• Records excerpted from a collection:
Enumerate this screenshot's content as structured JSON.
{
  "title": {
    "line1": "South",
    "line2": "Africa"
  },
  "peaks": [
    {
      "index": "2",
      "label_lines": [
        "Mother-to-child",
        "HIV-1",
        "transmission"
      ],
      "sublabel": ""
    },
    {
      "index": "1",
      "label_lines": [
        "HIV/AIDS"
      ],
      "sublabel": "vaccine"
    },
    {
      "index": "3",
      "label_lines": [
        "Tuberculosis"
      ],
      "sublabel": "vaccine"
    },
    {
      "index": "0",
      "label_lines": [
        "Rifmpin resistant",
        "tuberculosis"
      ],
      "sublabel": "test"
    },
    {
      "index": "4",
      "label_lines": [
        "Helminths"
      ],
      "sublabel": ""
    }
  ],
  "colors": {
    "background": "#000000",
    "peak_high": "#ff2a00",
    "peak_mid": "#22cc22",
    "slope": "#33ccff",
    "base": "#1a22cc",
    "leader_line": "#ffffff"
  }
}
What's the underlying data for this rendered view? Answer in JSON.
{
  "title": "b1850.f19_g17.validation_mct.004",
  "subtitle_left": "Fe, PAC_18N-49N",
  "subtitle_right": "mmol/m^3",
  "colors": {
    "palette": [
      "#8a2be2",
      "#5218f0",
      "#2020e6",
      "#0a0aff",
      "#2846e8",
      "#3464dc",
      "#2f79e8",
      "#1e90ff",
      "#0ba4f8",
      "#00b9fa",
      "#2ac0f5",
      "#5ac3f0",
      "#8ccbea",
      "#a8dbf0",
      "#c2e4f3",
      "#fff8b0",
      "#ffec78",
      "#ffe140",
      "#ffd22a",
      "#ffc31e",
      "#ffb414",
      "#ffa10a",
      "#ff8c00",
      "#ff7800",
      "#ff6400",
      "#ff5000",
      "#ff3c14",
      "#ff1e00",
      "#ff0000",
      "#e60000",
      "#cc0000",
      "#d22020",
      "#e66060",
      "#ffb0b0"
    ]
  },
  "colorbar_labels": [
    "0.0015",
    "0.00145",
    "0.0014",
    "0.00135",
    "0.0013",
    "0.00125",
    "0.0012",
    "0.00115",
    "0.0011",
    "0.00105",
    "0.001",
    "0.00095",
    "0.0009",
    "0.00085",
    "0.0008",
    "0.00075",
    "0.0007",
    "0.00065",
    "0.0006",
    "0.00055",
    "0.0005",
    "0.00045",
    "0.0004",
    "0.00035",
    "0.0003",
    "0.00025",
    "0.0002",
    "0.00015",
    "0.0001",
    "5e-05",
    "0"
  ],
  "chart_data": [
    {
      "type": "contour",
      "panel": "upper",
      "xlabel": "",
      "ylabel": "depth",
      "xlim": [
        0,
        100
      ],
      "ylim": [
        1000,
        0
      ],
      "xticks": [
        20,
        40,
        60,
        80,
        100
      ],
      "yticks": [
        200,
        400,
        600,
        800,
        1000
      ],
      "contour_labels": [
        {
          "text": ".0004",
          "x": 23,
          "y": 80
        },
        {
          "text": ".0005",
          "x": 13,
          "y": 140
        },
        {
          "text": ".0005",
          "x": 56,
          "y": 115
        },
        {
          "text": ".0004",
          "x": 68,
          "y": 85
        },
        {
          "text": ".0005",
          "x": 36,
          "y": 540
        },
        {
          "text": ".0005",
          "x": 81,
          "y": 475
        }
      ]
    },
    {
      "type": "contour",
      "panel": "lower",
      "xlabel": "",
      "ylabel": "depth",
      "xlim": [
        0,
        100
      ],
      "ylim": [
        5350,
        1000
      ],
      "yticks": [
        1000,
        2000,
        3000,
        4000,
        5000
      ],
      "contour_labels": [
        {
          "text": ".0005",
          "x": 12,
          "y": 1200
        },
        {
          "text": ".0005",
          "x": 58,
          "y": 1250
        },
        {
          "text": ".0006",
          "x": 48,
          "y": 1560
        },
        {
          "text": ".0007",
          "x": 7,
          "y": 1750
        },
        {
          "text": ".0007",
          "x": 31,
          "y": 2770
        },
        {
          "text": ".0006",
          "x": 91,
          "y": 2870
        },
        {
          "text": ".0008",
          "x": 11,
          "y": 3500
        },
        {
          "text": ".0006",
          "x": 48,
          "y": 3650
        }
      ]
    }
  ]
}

• Goal: From the entries above, extract every line where the word "JSON" appears.

• Response to this task:
Enumerate this screenshot's content as structured JSON.
What's the underlying data for this rendered view? Answer in JSON.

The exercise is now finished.